* **SHORT PROBLEM**:
What lines of the data include the string "emite"? Copy them all.

* **STORED RECORDS**:
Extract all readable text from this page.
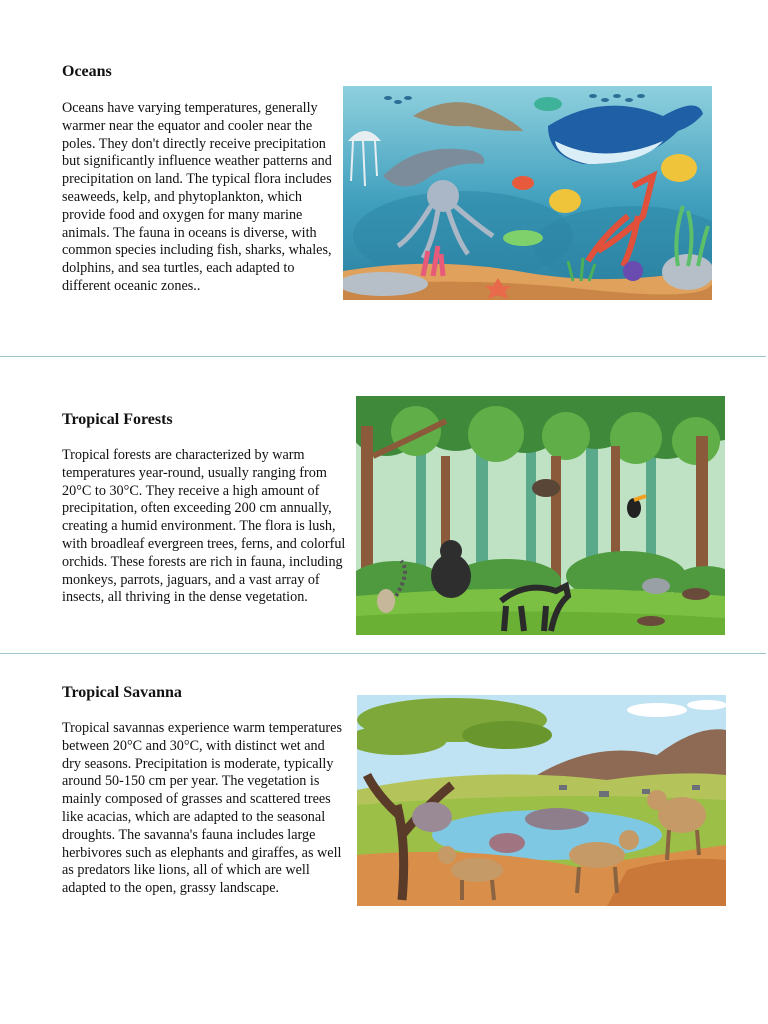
Oceans

Oceans have varying temperatures, generally warmer near the equator and cooler near the poles. They don't directly receive precipitation but significantly influence weather patterns and precipitation on land. The typical flora includes seaweeds, kelp, and phytoplankton, which provide food and oxygen for many marine animals. The fauna in oceans is diverse, with common species including fish, sharks, whales, dolphins, and sea turtles, each adapted to different oceanic zones..

Tropical Forests

Tropical forests are characterized by warm temperatures year-round, usually ranging from 20°C to 30°C. They receive a high amount of precipitation, often exceeding 200 cm annually, creating a humid environment. The flora is lush, with broadleaf evergreen trees, ferns, and colorful orchids. These forests are rich in fauna, including monkeys, parrots, jaguars, and a vast array of insects, all thriving in the dense vegetation.

Tropical Savanna

Tropical savannas experience warm temperatures between 20°C and 30°C, with distinct wet and dry seasons. Precipitation is moderate, typically around 50-150 cm per year. The vegetation is mainly composed of grasses and scattered trees like acacias, which are adapted to the seasonal droughts. The savanna's fauna includes large herbivores such as elephants and giraffes, as well as predators like lions, all of which are well adapted to the open, grassy landscape.
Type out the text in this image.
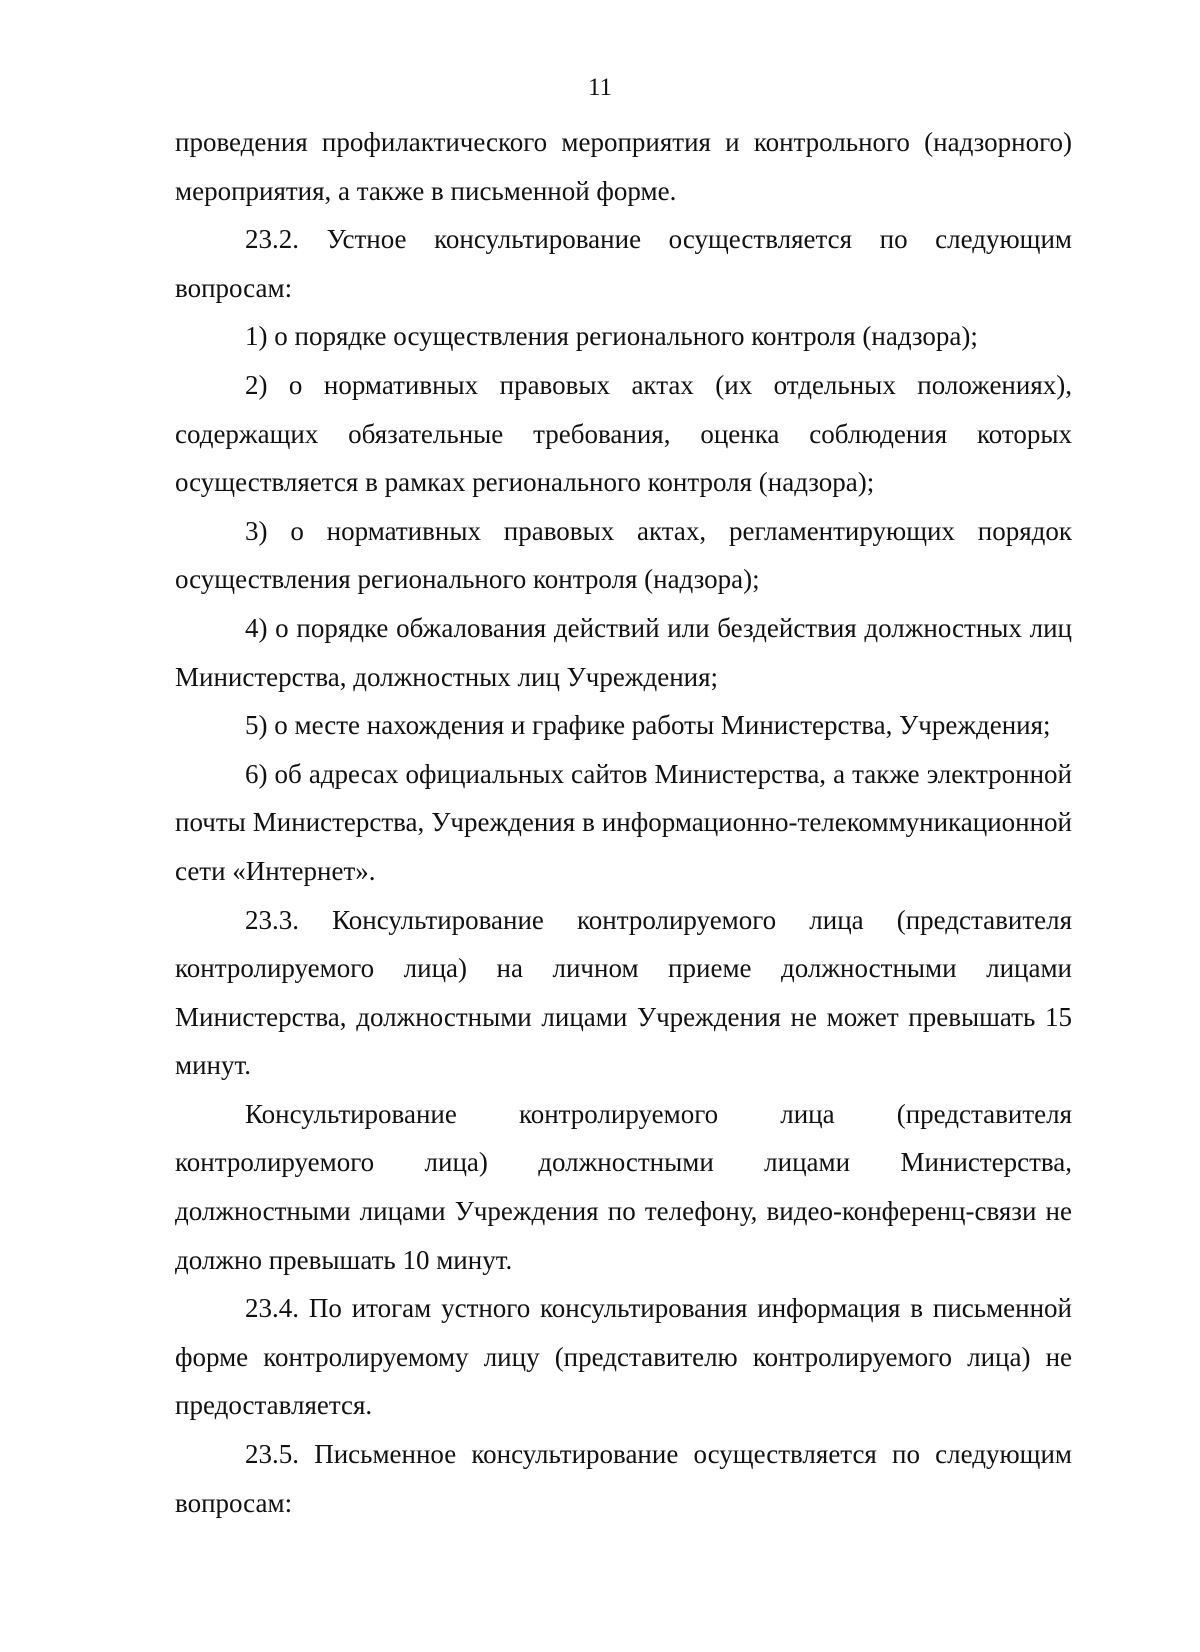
11

проведения профилактического мероприятия и контрольного (надзорного) мероприятия, а также в письменной форме.

23.2. Устное консультирование осуществляется по следующим вопросам:

1) о порядке осуществления регионального контроля (надзора);

2) о нормативных правовых актах (их отдельных положениях), содержащих обязательные требования, оценка соблюдения которых осуществляется в рамках регионального контроля (надзора);

3) о нормативных правовых актах, регламентирующих порядок осуществления регионального контроля (надзора);

4) о порядке обжалования действий или бездействия должностных лиц Министерства, должностных лиц Учреждения;

5) о месте нахождения и графике работы Министерства, Учреждения;

6) об адресах официальных сайтов Министерства, а также электронной почты Министерства, Учреждения в информационно-телекоммуникационной сети «Интернет».

23.3. Консультирование контролируемого лица (представителя контролируемого лица) на личном приеме должностными лицами Министерства, должностными лицами Учреждения не может превышать 15 минут.

Консультирование контролируемого лица (представителя контролируемого лица) должностными лицами Министерства, должностными лицами Учреждения по телефону, видео-конференц-связи не должно превышать 10 минут.

23.4. По итогам устного консультирования информация в письменной форме контролируемому лицу (представителю контролируемого лица) не предоставляется.

23.5. Письменное консультирование осуществляется по следующим вопросам:
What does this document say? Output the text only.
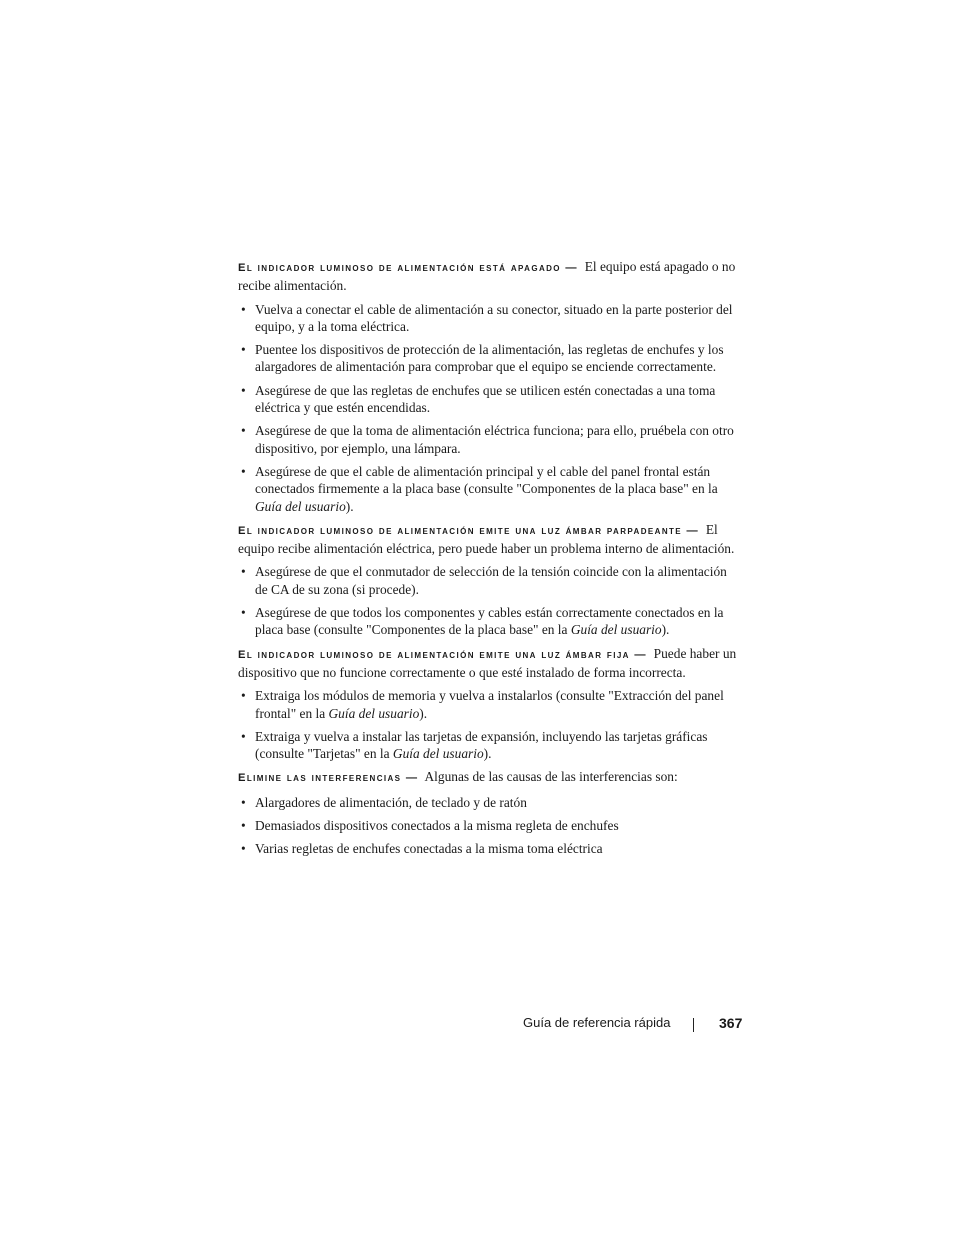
El indicador luminoso de alimentación está apagado — El equipo está apagado o no recibe alimentación.

• Vuelva a conectar el cable de alimentación a su conector, situado en la parte posterior del equipo, y a la toma eléctrica.
• Puentee los dispositivos de protección de la alimentación, las regletas de enchufes y los alargadores de alimentación para comprobar que el equipo se enciende correctamente.
• Asegúrese de que las regletas de enchufes que se utilicen estén conectadas a una toma eléctrica y que estén encendidas.
• Asegúrese de que la toma de alimentación eléctrica funciona; para ello, pruébela con otro dispositivo, por ejemplo, una lámpara.
• Asegúrese de que el cable de alimentación principal y el cable del panel frontal están conectados firmemente a la placa base (consulte "Componentes de la placa base" en la Guía del usuario).

El indicador luminoso de alimentación emite una luz ámbar parpadeante — El equipo recibe alimentación eléctrica, pero puede haber un problema interno de alimentación.

• Asegúrese de que el conmutador de selección de la tensión coincide con la alimentación de CA de su zona (si procede).
• Asegúrese de que todos los componentes y cables están correctamente conectados en la placa base (consulte "Componentes de la placa base" en la Guía del usuario).

El indicador luminoso de alimentación emite una luz ámbar fija — Puede haber un dispositivo que no funcione correctamente o que esté instalado de forma incorrecta.

• Extraiga los módulos de memoria y vuelva a instalarlos (consulte "Extracción del panel frontal" en la Guía del usuario).
• Extraiga y vuelva a instalar las tarjetas de expansión, incluyendo las tarjetas gráficas (consulte "Tarjetas" en la Guía del usuario).

Elimine las interferencias — Algunas de las causas de las interferencias son:

• Alargadores de alimentación, de teclado y de ratón
• Demasiados dispositivos conectados a la misma regleta de enchufes
• Varias regletas de enchufes conectadas a la misma toma eléctrica
Guía de referencia rápida	367
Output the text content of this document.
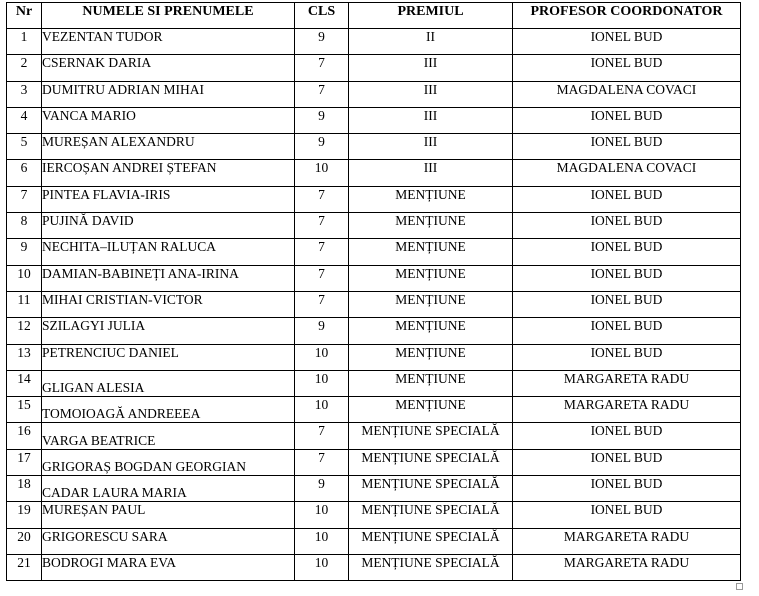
Nr	NUMELE SI PRENUMELE	CLS	PREMIUL	PROFESOR COORDONATOR
1	VEZENTAN TUDOR	9	II	IONEL BUD
2	CSERNAK DARIA	7	III	IONEL BUD
3	DUMITRU ADRIAN MIHAI	7	III	MAGDALENA COVACI
4	VANCA MARIO	9	III	IONEL BUD
5	MUREȘAN ALEXANDRU	9	III	IONEL BUD
6	IERCOȘAN ANDREI ȘTEFAN	10	III	MAGDALENA COVACI
7	PINTEA FLAVIA-IRIS	7	MENȚIUNE	IONEL BUD
8	PUJINĂ DAVID	7	MENȚIUNE	IONEL BUD
9	NECHITA–ILUȚAN RALUCA	7	MENȚIUNE	IONEL BUD
10	DAMIAN-BABINEȚI ANA-IRINA	7	MENȚIUNE	IONEL BUD
11	MIHAI CRISTIAN-VICTOR	7	MENȚIUNE	IONEL BUD
12	SZILAGYI JULIA	9	MENȚIUNE	IONEL BUD
13	PETRENCIUC DANIEL	10	MENȚIUNE	IONEL BUD
14	GLIGAN ALESIA	10	MENȚIUNE	MARGARETA RADU
15	TOMOIOAGĂ ANDREEEA	10	MENȚIUNE	MARGARETA RADU
16	VARGA BEATRICE	7	MENȚIUNE SPECIALĂ	IONEL BUD
17	GRIGORAȘ BOGDAN GEORGIAN	7	MENȚIUNE SPECIALĂ	IONEL BUD
18	CADAR LAURA MARIA	9	MENȚIUNE SPECIALĂ	IONEL BUD
19	MUREȘAN PAUL	10	MENȚIUNE SPECIALĂ	IONEL BUD
20	GRIGORESCU SARA	10	MENȚIUNE SPECIALĂ	MARGARETA RADU
21	BODROGI MARA EVA	10	MENȚIUNE SPECIALĂ	MARGARETA RADU
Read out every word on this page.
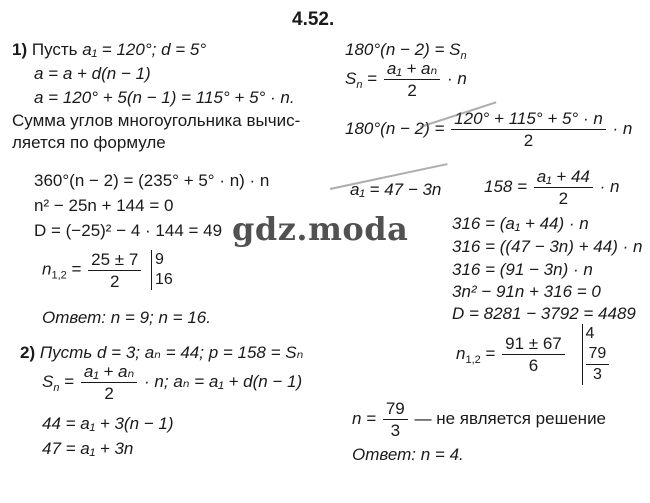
4.52.
1) Пусть a₁ = 120°; d = 5°
a = a + d(n − 1)
a = 120° + 5(n − 1) = 115° + 5° · n.
Сумма углов многоугольника вычис-
ляется по формуле
360°(n − 2) = (235° + 5° · n) · n
n² − 25n + 144 = 0
D = (−25)² − 4 · 144 = 49
$n_{1,2} = \frac{25 \pm 7}{2}$
9
16
Ответ: n = 9; n = 16.
$180^\circ(n - 2) = S_n$
$S_n = \frac{\text{a₁ + aₙ}}{2} \cdot n$
$180^\circ(n - 2) = \frac{120^\circ + 115^\circ + 5^\circ \cdot n}{2} \cdot n$
a₁ = 47 − 3n	$158 = \frac{\text{a₁ + 44}}{2} \cdot n$
316 = (a₁ + 44) · n
316 = ((47 − 3n) + 44) · n
316 = (91 − 3n) · n
3n² − 91n + 316 = 0
D = 8281 − 3792 = 4489
$n_{1,2} = \frac{91 \pm 67}{6}$

4
$\frac{79}{3}$
$n = \frac{79}{3}$ — не является решение
Ответ: n = 4.
2) Пусть d = 3; aₙ = 44; p = 158 = Sₙ
$S_n = \frac{\text{a₁ + aₙ}}{2} \cdot n$; aₙ = a₁ + d(n − 1)
44 = a₁ + 3(n − 1)
47 = a₁ + 3n
gdz.moda
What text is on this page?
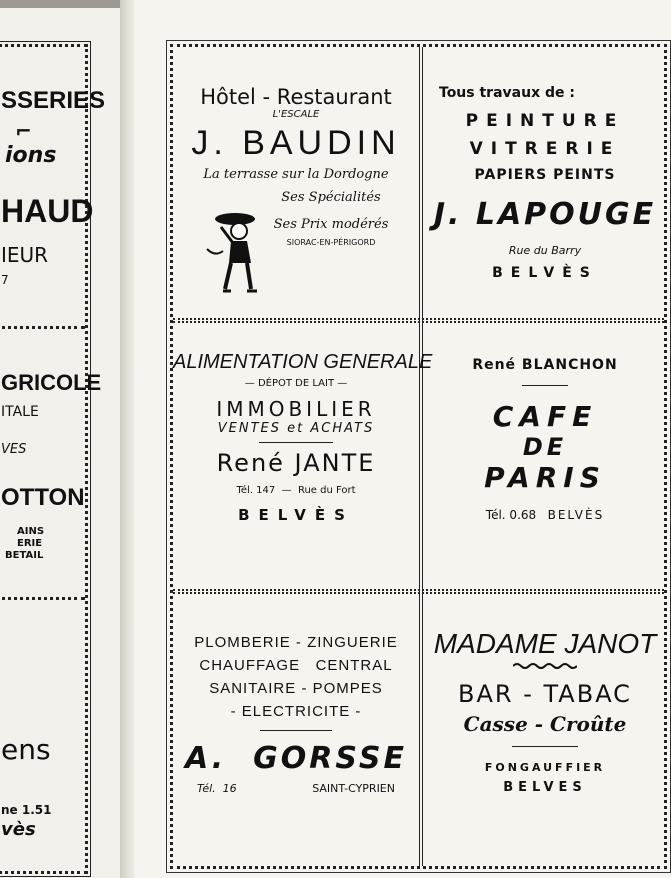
SSERIES
⌐
ions
HAUD
IEUR
7
GRICOLE
ITALE
VES
OTTON
AINS
ERIE
BETAIL
ens
ne 1.51
vès
Hôtel - Restaurant
L'ESCALE
J. BAUDIN
La terrasse sur la Dordogne
Ses Spécialités
Ses Prix modérés
SIORAC-EN-PÉRIGORD
Tous travaux de :
PEINTURE
VITRERIE
PAPIERS PEINTS
J. LAPOUGE
Rue du Barry
BELVÈS
ALIMENTATION GENERALE
— DÉPOT DE LAIT —
IMMOBILIER
VENTES et ACHATS
René JANTE
Tél. 147 — Rue du Fort
BELVÈS
René BLANCHON
CAFE
DE
PARIS
Tél. 0.68 BELVÈS
PLOMBERIE - ZINGUERIE
CHAUFFAGE   CENTRAL
SANITAIRE - POMPES
- ELECTRICITE -
A.  GORSSE
Tél.  16	SAINT-CYPRIEN
MADAME JANOT
BAR - TABAC
Casse - Croûte
FONGAUFFIER
BELVES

* **OUTPUT FOR THIS EXERCISE**:
El indicador luminoso de alimentación emite una luz ámbar parpadeante — El equipo recibe alimentación eléctrica, pero puede haber un problema interno de alimentación.
El indicador luminoso de alimentación emite una luz ámbar fija — Puede haber un dispositivo que no funcione correctamente o que esté instalado de forma incorrecta.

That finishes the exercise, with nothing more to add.